Aim - Transcribe the entries that follow, word for word.

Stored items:
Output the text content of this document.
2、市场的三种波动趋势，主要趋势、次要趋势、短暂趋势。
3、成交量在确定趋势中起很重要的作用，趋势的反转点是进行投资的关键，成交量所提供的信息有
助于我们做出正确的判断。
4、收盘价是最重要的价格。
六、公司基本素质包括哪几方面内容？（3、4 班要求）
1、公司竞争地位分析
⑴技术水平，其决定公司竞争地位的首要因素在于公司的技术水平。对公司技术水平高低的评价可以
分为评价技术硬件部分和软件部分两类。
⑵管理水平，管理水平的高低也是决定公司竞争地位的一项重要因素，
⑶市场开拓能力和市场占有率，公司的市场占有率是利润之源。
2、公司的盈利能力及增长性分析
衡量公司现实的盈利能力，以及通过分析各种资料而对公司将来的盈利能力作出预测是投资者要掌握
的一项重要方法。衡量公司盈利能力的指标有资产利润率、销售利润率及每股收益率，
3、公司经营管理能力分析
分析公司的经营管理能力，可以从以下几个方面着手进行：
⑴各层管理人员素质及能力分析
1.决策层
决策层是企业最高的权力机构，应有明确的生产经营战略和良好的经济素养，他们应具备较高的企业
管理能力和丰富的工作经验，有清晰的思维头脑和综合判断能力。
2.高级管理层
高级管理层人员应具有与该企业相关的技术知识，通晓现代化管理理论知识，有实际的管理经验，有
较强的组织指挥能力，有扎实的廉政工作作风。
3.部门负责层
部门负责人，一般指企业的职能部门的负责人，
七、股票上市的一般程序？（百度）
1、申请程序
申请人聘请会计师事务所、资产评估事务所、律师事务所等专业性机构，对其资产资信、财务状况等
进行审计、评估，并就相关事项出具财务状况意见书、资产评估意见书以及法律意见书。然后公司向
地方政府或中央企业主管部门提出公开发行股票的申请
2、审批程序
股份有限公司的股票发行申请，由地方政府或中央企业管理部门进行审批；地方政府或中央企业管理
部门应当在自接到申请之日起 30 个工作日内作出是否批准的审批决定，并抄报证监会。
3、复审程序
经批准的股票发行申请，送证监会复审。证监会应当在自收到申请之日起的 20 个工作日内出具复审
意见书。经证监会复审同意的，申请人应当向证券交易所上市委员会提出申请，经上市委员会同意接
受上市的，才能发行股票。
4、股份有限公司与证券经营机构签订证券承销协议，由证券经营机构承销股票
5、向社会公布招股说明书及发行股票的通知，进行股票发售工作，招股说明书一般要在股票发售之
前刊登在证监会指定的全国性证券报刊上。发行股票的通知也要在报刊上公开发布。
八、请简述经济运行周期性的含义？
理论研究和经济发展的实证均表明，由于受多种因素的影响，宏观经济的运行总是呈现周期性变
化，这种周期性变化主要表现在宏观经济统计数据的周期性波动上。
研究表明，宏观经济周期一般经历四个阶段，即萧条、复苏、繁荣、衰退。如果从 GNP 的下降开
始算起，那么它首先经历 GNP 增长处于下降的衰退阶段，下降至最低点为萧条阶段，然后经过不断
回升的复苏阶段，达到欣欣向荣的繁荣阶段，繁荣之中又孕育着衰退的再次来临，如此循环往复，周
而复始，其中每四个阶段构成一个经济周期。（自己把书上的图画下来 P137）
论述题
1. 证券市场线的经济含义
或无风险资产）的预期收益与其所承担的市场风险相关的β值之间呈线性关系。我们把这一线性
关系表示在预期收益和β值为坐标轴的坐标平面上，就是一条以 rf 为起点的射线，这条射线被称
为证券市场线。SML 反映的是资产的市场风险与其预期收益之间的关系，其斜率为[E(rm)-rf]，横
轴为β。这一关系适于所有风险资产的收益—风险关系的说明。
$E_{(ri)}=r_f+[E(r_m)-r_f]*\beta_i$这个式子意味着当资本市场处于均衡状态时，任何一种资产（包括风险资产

Completed exercise -
Output the text content of this document.
2、市场的三种波动趋势，主要趋势、次要趋势、短暂趋势。
3、成交量在确定趋势中起很重要的作用，趋势的反转点是进行投资的关键，成交量所提供的信息有
助于我们做出正确的判断。
4、收盘价是最重要的价格。
六、公司基本素质包括哪几方面内容？（3、4 班要求）
1、公司竞争地位分析
⑴技术水平，其决定公司竞争地位的首要因素在于公司的技术水平。对公司技术水平高低的评价可以
分为评价技术硬件部分和软件部分两类。
⑵管理水平，管理水平的高低也是决定公司竞争地位的一项重要因素，
⑶市场开拓能力和市场占有率，公司的市场占有率是利润之源。
2、公司的盈利能力及增长性分析
衡量公司现实的盈利能力，以及通过分析各种资料而对公司将来的盈利能力作出预测是投资者要掌握
的一项重要方法。衡量公司盈利能力的指标有资产利润率、销售利润率及每股收益率，
3、公司经营管理能力分析
分析公司的经营管理能力，可以从以下几个方面着手进行：
⑴各层管理人员素质及能力分析
1.决策层
决策层是企业最高的权力机构，应有明确的生产经营战略和良好的经济素养，他们应具备较高的企业
管理能力和丰富的工作经验，有清晰的思维头脑和综合判断能力。
2.高级管理层
高级管理层人员应具有与该企业相关的技术知识，通晓现代化管理理论知识，有实际的管理经验，有
较强的组织指挥能力，有扎实的廉政工作作风。
3.部门负责层
部门负责人，一般指企业的职能部门的负责人，
七、股票上市的一般程序？（百度）
1、申请程序
申请人聘请会计师事务所、资产评估事务所、律师事务所等专业性机构，对其资产资信、财务状况等
进行审计、评估，并就相关事项出具财务状况意见书、资产评估意见书以及法律意见书。然后公司向
地方政府或中央企业主管部门提出公开发行股票的申请
2、审批程序
股份有限公司的股票发行申请，由地方政府或中央企业管理部门进行审批；地方政府或中央企业管理
部门应当在自接到申请之日起 30 个工作日内作出是否批准的审批决定，并抄报证监会。
3、复审程序
经批准的股票发行申请，送证监会复审。证监会应当在自收到申请之日起的 20 个工作日内出具复审
意见书。经证监会复审同意的，申请人应当向证券交易所上市委员会提出申请，经上市委员会同意接
受上市的，才能发行股票。
4、股份有限公司与证券经营机构签订证券承销协议，由证券经营机构承销股票
5、向社会公布招股说明书及发行股票的通知，进行股票发售工作，招股说明书一般要在股票发售之
前刊登在证监会指定的全国性证券报刊上。发行股票的通知也要在报刊上公开发布。
八、请简述经济运行周期性的含义？
理论研究和经济发展的实证均表明，由于受多种因素的影响，宏观经济的运行总是呈现周期性变
化，这种周期性变化主要表现在宏观经济统计数据的周期性波动上。
研究表明，宏观经济周期一般经历四个阶段，即萧条、复苏、繁荣、衰退。如果从 GNP 的下降开
始算起，那么它首先经历 GNP 增长处于下降的衰退阶段，下降至最低点为萧条阶段，然后经过不断
回升的复苏阶段，达到欣欣向荣的繁荣阶段，繁荣之中又孕育着衰退的再次来临，如此循环往复，周
而复始，其中每四个阶段构成一个经济周期。（自己把书上的图画下来 P137）
论述题
1. 证券市场线的经济含义
或无风险资产）的预期收益与其所承担的市场风险相关的β值之间呈线性关系。我们把这一线性
关系表示在预期收益和β值为坐标轴的坐标平面上，就是一条以 rf 为起点的射线，这条射线被称
为证券市场线。SML 反映的是资产的市场风险与其预期收益之间的关系，其斜率为[E(rm)-rf]，横
轴为β。这一关系适于所有风险资产的收益—风险关系的说明。
$E_{(ri)}=r_f+[E(r_m)-r_f]*\beta_i$这个式子意味着当资本市场处于均衡状态时，任何一种资产（包括风险资产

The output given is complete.